**What you will do**
Print out each record below, unaltered and complete, without its images.

#### Data supplied

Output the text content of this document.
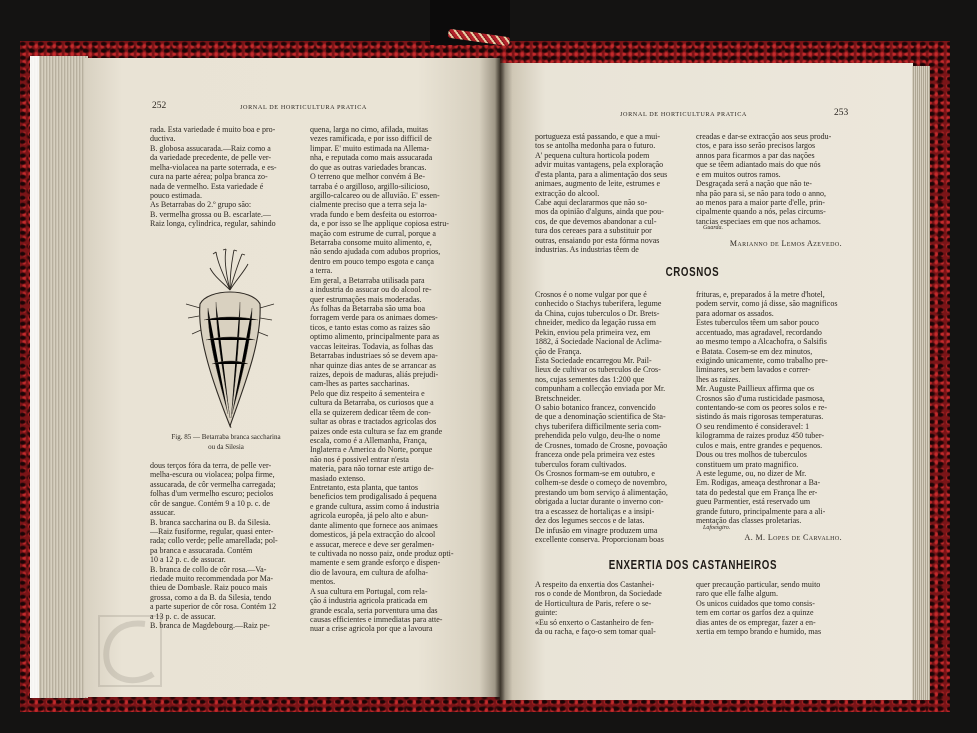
252	JORNAL DE HORTICULTURA PRATICA
rada. Esta variedade é muito boa e pro-
ductiva.
B. globosa assucarada.—Raiz como a
da variedade precedente, de pelle ver-
melha-violacea na parte soterrada, e es-
cura na parte aérea; polpa branca zo-
nada de vermelho. Esta variedade é
pouco estimada.
As Betarrabas do 2.º grupo são:
B. vermelha grossa ou B. escarlate.—
Raiz longa, cylindrica, regular, sahindo
Fig. 85 — Betarraba branca saccharina
ou da Silesia
dous terços fóra da terra, de pelle ver-
melha-escura ou violacea; polpa firme,
assucarada, de côr vermelha carregada;
folhas d'um vermelho escuro; peciolos
côr de sangue. Contém 9 a 10 p. c. de
assucar.
B. branca saccharina ou B. da Silesia.
—Raiz fusiforme, regular, quasi enter-
rada; collo verde; pelle amarellada; pol-
pa branca e assucarada. Contém
10 a 12 p. c. de assucar.
B. branca de collo de côr rosa.—Va-
riedade muito recommendada por Ma-
thieu de Dombasle. Raiz pouco mais
grossa, como a da B. da Silesia, tendo
a parte superior de côr rosa. Contém 12
a 13 p. c. de assucar.
B. branca de Magdebourg.—Raiz pe-
quena, larga no cimo, afilada, muitas
vezes ramificada, e por isso difficil de
limpar. E' muito estimada na Allema-
nha, e reputada como mais assucarada
do que as outras variedades brancas.
O terreno que melhor convém á Be-
tarraba é o argilloso, argillo-silicioso,
argillo-calcareo ou de alluvião. E' essen-
cialmente preciso que a terra seja la-
vrada fundo e bem desfeita ou estorroa-
da, e por isso se lhe applique copiosa estru-
mação com estrume de curral, porque a
Betarraba consome muito alimento, e,
não sendo ajudada com adubos proprios,
dentro em pouco tempo esgota e cança
a terra.
Em geral, a Betarraba utilisada para
a industria do assucar ou do alcool re-
quer estrumações mais moderadas.
As folhas da Betarraba são uma boa
forragem verde para os animaes domes-
ticos, e tanto estas como as raizes são
optimo alimento, principalmente para as
vaccas leiteiras. Todavia, as folhas das
Betarrabas industriaes só se devem apa-
nhar quinze dias antes de se arrancar as
raizes, depois de maduras, aliás prejudi-
cam-lhes as partes saccharinas.
Pelo que diz respeito á sementeira e
cultura da Betarraba, os curiosos que a
ella se quizerem dedicar têem de con-
sultar as obras e tractados agricolas dos
paizes onde esta cultura se faz em grande
escala, como é a Allemanha, França,
Inglaterra e America do Norte, porque
não nos é possivel entrar n'esta
materia, para não tornar este artigo de-
masiado extenso.
Entretanto, esta planta, que tantos
beneficios tem prodigalisado á pequena
e grande cultura, assim como á industria
agricola europêa, já pelo alto e abun-
dante alimento que fornece aos animaes
domesticos, já pela extracção do alcool
e assucar, merece e deve ser geralmen-
te cultivada no nosso paiz, onde produz opti-
mamente e sem grande esforço e dispen-
dio de lavoura, em cultura de afolha-
mentos.
A sua cultura em Portugal, com rela-
ção á industria agricola praticada em
grande escala, seria porventura uma das
causas efficientes e immediatas para atte-
nuar a crise agricola por que a lavoura
JORNAL DE HORTICULTURA PRATICA	253
portugueza está passando, e que a mui-
tos se antolha medonha para o futuro.
A' pequena cultura horticola podem
advir muitas vantagens, pela exploração
d'esta planta, para a alimentação dos seus
animaes, augmento de leite, estrumes e
extracção do alcool.
Cabe aqui declararmos que não so-
mos da opinião d'alguns, ainda que pou-
cos, de que devemos abandonar a cul-
tura dos cereaes para a substituir por
outras, ensaiando por esta fórma novas
industrias. As industrias têem de
creadas e dar-se extracção aos seus produ-
ctos, e para isso serão precisos largos
annos para ficarmos a par das nações
que se têem adiantado mais do que nós
e em muitos outros ramos.
Desgraçada será a nação que não te-
nha pão para si, se não para todo o anno,
ao menos para a maior parte d'elle, prin-
cipalmente quando a nós, pelas circums-
tancias especiaes em que nos achamos.
Guarda.
Marianno de Lemos Azevedo.
CROSNOS
Crosnos é o nome vulgar por que é
conhecido o Stachys tuberifera, legume
da China, cujos tuberculos o Dr. Brets-
chneider, medico da legação russa em
Pekin, enviou pela primeira vez, em
1882, á Sociedade Nacional de Aclima-
ção de França.
Esta Sociedade encarregou Mr. Pail-
lieux de cultivar os tuberculos de Cros-
nos, cujas sementes das 1:200 que
compunham a collecção enviada por Mr.
Bretschneider.
O sabio botanico francez, convencido
de que a denominação scientifica de Sta-
chys tuberifera difficilmente seria com-
prehendida pelo vulgo, deu-lhe o nome
de Crosnes, tomado de Crosne, povoação
franceza onde pela primeira vez estes
tuberculos foram cultivados.
Os Crosnos formam-se em outubro, e
colhem-se desde o começo de novembro,
prestando um bom serviço á alimentação,
obrigada a luctar durante o inverno con-
tra a escassez de hortaliças e a insipi-
dez dos legumes seccos e de latas.
De infusão em vinagre produzem uma
excellente conserva. Proporcionam boas
frituras, e, preparados á la metre d'hotel,
podem servir, como já disse, são magnificos
para adornar os assados.
Estes tuberculos têem um sabor pouco
accentuado, mas agradavel, recordando
ao mesmo tempo a Alcachofra, o Salsifis
e Batata. Cosem-se em dez minutos,
exigindo unicamente, como trabalho pre-
liminares, ser bem lavados e correr-
lhes as raizes.
Mr. Auguste Paillieux affirma que os
Crosnos são d'uma rusticidade pasmosa,
contentando-se com os peores solos e re-
sistindo ás mais rigorosas temperaturas.
O seu rendimento é consideravel: 1
kilogramma de raizes produz 450 tuber-
culos e mais, entre grandes e pequenos.
Dous ou tres molhos de tuberculos
constituem um prato magnifico.
A este legume, ou, no dizer de Mr.
Em. Rodigas, ameaça desthronar a Ba-
tata do pedestal que em França lhe er-
gueu Parmentier, está reservado um
grande futuro, principalmente para a ali-
mentação das classes proletarias.
Lafoesgiro.
A. M. Lopes de Carvalho.
ENXERTIA DOS CASTANHEIROS
A respeito da enxertia dos Castanhei-
ros o conde de Montbron, da Sociedade
de Horticultura de Paris, refere o se-
guinte:
«Eu só enxerto o Castanheiro de fen-
da ou racha, e faço-o sem tomar qual-
quer precaução particular, sendo muito
raro que elle falhe algum.
Os unicos cuidados que tomo consis-
tem em cortar os garfos dez a quinze
dias antes de os empregar, fazer a en-
xertia em tempo brando e humido, mas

########

**Full solution**
Output the text content of this document.
252	JORNAL DE HORTICULTURA PRATICA
rada. Esta variedade é muito boa e pro-
ductiva.
B. globosa assucarada.—Raiz como a
da variedade precedente, de pelle ver-
melha-violacea na parte soterrada, e es-
cura na parte aérea; polpa branca zo-
nada de vermelho. Esta variedade é
pouco estimada.
As Betarrabas do 2.º grupo são:
B. vermelha grossa ou B. escarlate.—
Raiz longa, cylindrica, regular, sahindo
Fig. 85 — Betarraba branca saccharina
ou da Silesia
dous terços fóra da terra, de pelle ver-
melha-escura ou violacea; polpa firme,
assucarada, de côr vermelha carregada;
folhas d'um vermelho escuro; peciolos
côr de sangue. Contém 9 a 10 p. c. de
assucar.
B. branca saccharina ou B. da Silesia.
—Raiz fusiforme, regular, quasi enter-
rada; collo verde; pelle amarellada; pol-
pa branca e assucarada. Contém
10 a 12 p. c. de assucar.
B. branca de collo de côr rosa.—Va-
riedade muito recommendada por Ma-
thieu de Dombasle. Raiz pouco mais
grossa, como a da B. da Silesia, tendo
a parte superior de côr rosa. Contém 12
a 13 p. c. de assucar.
B. branca de Magdebourg.—Raiz pe-
quena, larga no cimo, afilada, muitas
vezes ramificada, e por isso difficil de
limpar. E' muito estimada na Allema-
nha, e reputada como mais assucarada
do que as outras variedades brancas.
O terreno que melhor convém á Be-
tarraba é o argilloso, argillo-silicioso,
argillo-calcareo ou de alluvião. E' essen-
cialmente preciso que a terra seja la-
vrada fundo e bem desfeita ou estorroa-
da, e por isso se lhe applique copiosa estru-
mação com estrume de curral, porque a
Betarraba consome muito alimento, e,
não sendo ajudada com adubos proprios,
dentro em pouco tempo esgota e cança
a terra.
Em geral, a Betarraba utilisada para
a industria do assucar ou do alcool re-
quer estrumações mais moderadas.
As folhas da Betarraba são uma boa
forragem verde para os animaes domes-
ticos, e tanto estas como as raizes são
optimo alimento, principalmente para as
vaccas leiteiras. Todavia, as folhas das
Betarrabas industriaes só se devem apa-
nhar quinze dias antes de se arrancar as
raizes, depois de maduras, aliás prejudi-
cam-lhes as partes saccharinas.
Pelo que diz respeito á sementeira e
cultura da Betarraba, os curiosos que a
ella se quizerem dedicar têem de con-
sultar as obras e tractados agricolas dos
paizes onde esta cultura se faz em grande
escala, como é a Allemanha, França,
Inglaterra e America do Norte, porque
não nos é possivel entrar n'esta
materia, para não tornar este artigo de-
masiado extenso.
Entretanto, esta planta, que tantos
beneficios tem prodigalisado á pequena
e grande cultura, assim como á industria
agricola europêa, já pelo alto e abun-
dante alimento que fornece aos animaes
domesticos, já pela extracção do alcool
e assucar, merece e deve ser geralmen-
te cultivada no nosso paiz, onde produz opti-
mamente e sem grande esforço e dispen-
dio de lavoura, em cultura de afolha-
mentos.
A sua cultura em Portugal, com rela-
ção á industria agricola praticada em
grande escala, seria porventura uma das
causas efficientes e immediatas para atte-
nuar a crise agricola por que a lavoura
JORNAL DE HORTICULTURA PRATICA	253
portugueza está passando, e que a mui-
tos se antolha medonha para o futuro.
A' pequena cultura horticola podem
advir muitas vantagens, pela exploração
d'esta planta, para a alimentação dos seus
animaes, augmento de leite, estrumes e
extracção do alcool.
Cabe aqui declararmos que não so-
mos da opinião d'alguns, ainda que pou-
cos, de que devemos abandonar a cul-
tura dos cereaes para a substituir por
outras, ensaiando por esta fórma novas
industrias. As industrias têem de
creadas e dar-se extracção aos seus produ-
ctos, e para isso serão precisos largos
annos para ficarmos a par das nações
que se têem adiantado mais do que nós
e em muitos outros ramos.
Desgraçada será a nação que não te-
nha pão para si, se não para todo o anno,
ao menos para a maior parte d'elle, prin-
cipalmente quando a nós, pelas circums-
tancias especiaes em que nos achamos.
Guarda.
Marianno de Lemos Azevedo.
CROSNOS
Crosnos é o nome vulgar por que é
conhecido o Stachys tuberifera, legume
da China, cujos tuberculos o Dr. Brets-
chneider, medico da legação russa em
Pekin, enviou pela primeira vez, em
1882, á Sociedade Nacional de Aclima-
ção de França.
Esta Sociedade encarregou Mr. Pail-
lieux de cultivar os tuberculos de Cros-
nos, cujas sementes das 1:200 que
compunham a collecção enviada por Mr.
Bretschneider.
O sabio botanico francez, convencido
de que a denominação scientifica de Sta-
chys tuberifera difficilmente seria com-
prehendida pelo vulgo, deu-lhe o nome
de Crosnes, tomado de Crosne, povoação
franceza onde pela primeira vez estes
tuberculos foram cultivados.
Os Crosnos formam-se em outubro, e
colhem-se desde o começo de novembro,
prestando um bom serviço á alimentação,
obrigada a luctar durante o inverno con-
tra a escassez de hortaliças e a insipi-
dez dos legumes seccos e de latas.
De infusão em vinagre produzem uma
excellente conserva. Proporcionam boas
frituras, e, preparados á la metre d'hotel,
podem servir, como já disse, são magnificos
para adornar os assados.
Estes tuberculos têem um sabor pouco
accentuado, mas agradavel, recordando
ao mesmo tempo a Alcachofra, o Salsifis
e Batata. Cosem-se em dez minutos,
exigindo unicamente, como trabalho pre-
liminares, ser bem lavados e correr-
lhes as raizes.
Mr. Auguste Paillieux affirma que os
Crosnos são d'uma rusticidade pasmosa,
contentando-se com os peores solos e re-
sistindo ás mais rigorosas temperaturas.
O seu rendimento é consideravel: 1
kilogramma de raizes produz 450 tuber-
culos e mais, entre grandes e pequenos.
Dous ou tres molhos de tuberculos
constituem um prato magnifico.
A este legume, ou, no dizer de Mr.
Em. Rodigas, ameaça desthronar a Ba-
tata do pedestal que em França lhe er-
gueu Parmentier, está reservado um
grande futuro, principalmente para a ali-
mentação das classes proletarias.
Lafoesgiro.
A. M. Lopes de Carvalho.
ENXERTIA DOS CASTANHEIROS
A respeito da enxertia dos Castanhei-
ros o conde de Montbron, da Sociedade
de Horticultura de Paris, refere o se-
guinte:
«Eu só enxerto o Castanheiro de fen-
da ou racha, e faço-o sem tomar qual-
quer precaução particular, sendo muito
raro que elle falhe algum.
Os unicos cuidados que tomo consis-
tem em cortar os garfos dez a quinze
dias antes de os empregar, fazer a en-
xertia em tempo brando e humido, mas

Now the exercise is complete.